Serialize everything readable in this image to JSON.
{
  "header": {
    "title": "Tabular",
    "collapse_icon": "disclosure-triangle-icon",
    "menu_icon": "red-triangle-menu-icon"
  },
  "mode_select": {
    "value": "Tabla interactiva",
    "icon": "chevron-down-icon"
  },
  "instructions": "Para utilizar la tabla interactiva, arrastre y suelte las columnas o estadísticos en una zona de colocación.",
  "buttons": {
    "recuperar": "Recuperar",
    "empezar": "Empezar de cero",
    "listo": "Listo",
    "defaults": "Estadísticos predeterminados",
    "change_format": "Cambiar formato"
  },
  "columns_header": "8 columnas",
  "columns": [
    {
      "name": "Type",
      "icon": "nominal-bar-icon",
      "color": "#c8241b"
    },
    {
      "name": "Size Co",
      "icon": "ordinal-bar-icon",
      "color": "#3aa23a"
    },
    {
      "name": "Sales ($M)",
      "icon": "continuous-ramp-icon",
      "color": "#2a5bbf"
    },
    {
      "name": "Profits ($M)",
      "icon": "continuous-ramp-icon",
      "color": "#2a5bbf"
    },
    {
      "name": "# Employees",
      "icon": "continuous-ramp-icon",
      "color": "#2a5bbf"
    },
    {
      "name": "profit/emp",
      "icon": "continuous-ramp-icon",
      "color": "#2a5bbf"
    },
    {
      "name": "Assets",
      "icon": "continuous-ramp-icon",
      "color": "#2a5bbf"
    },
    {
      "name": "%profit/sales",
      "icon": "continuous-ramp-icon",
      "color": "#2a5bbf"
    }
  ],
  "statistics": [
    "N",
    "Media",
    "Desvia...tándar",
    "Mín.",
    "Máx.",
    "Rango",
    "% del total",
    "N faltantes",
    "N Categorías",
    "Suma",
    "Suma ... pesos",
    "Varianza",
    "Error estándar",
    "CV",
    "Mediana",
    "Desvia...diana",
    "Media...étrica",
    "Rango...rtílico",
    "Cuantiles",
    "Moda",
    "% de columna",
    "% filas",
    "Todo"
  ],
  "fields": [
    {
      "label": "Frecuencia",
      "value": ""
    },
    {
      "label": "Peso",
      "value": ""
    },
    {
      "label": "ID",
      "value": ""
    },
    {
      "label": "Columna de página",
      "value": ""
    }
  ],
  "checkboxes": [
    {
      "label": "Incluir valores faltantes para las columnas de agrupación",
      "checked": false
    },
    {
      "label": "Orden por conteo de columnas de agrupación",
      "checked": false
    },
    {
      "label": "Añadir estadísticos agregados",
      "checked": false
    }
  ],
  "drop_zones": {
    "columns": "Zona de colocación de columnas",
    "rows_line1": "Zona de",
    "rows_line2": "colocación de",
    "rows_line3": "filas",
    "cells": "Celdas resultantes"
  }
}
• • • •
• Task brief: Return each line of the records above exactly as it reads.

• Exercise output:
Serialize everything readable in this image to JSON.
{
  "header": {
    "title": "Tabular",
    "collapse_icon": "disclosure-triangle-icon",
    "menu_icon": "red-triangle-menu-icon"
  },
  "mode_select": {
    "value": "Tabla interactiva",
    "icon": "chevron-down-icon"
  },
  "instructions": "Para utilizar la tabla interactiva, arrastre y suelte las columnas o estadísticos en una zona de colocación.",
  "buttons": {
    "recuperar": "Recuperar",
    "empezar": "Empezar de cero",
    "listo": "Listo",
    "defaults": "Estadísticos predeterminados",
    "change_format": "Cambiar formato"
  },
  "columns_header": "8 columnas",
  "columns": [
    {
      "name": "Type",
      "icon": "nominal-bar-icon",
      "color": "#c8241b"
    },
    {
      "name": "Size Co",
      "icon": "ordinal-bar-icon",
      "color": "#3aa23a"
    },
    {
      "name": "Sales ($M)",
      "icon": "continuous-ramp-icon",
      "color": "#2a5bbf"
    },
    {
      "name": "Profits ($M)",
      "icon": "continuous-ramp-icon",
      "color": "#2a5bbf"
    },
    {
      "name": "# Employees",
      "icon": "continuous-ramp-icon",
      "color": "#2a5bbf"
    },
    {
      "name": "profit/emp",
      "icon": "continuous-ramp-icon",
      "color": "#2a5bbf"
    },
    {
      "name": "Assets",
      "icon": "continuous-ramp-icon",
      "color": "#2a5bbf"
    },
    {
      "name": "%profit/sales",
      "icon": "continuous-ramp-icon",
      "color": "#2a5bbf"
    }
  ],
  "statistics": [
    "N",
    "Media",
    "Desvia...tándar",
    "Mín.",
    "Máx.",
    "Rango",
    "% del total",
    "N faltantes",
    "N Categorías",
    "Suma",
    "Suma ... pesos",
    "Varianza",
    "Error estándar",
    "CV",
    "Mediana",
    "Desvia...diana",
    "Media...étrica",
    "Rango...rtílico",
    "Cuantiles",
    "Moda",
    "% de columna",
    "% filas",
    "Todo"
  ],
  "fields": [
    {
      "label": "Frecuencia",
      "value": ""
    },
    {
      "label": "Peso",
      "value": ""
    },
    {
      "label": "ID",
      "value": ""
    },
    {
      "label": "Columna de página",
      "value": ""
    }
  ],
  "checkboxes": [
    {
      "label": "Incluir valores faltantes para las columnas de agrupación",
      "checked": false
    },
    {
      "label": "Orden por conteo de columnas de agrupación",
      "checked": false
    },
    {
      "label": "Añadir estadísticos agregados",
      "checked": false
    }
  ],
  "drop_zones": {
    "columns": "Zona de colocación de columnas",
    "rows_line1": "Zona de",
    "rows_line2": "colocación de",
    "rows_line3": "filas",
    "cells": "Celdas resultantes"
  }
}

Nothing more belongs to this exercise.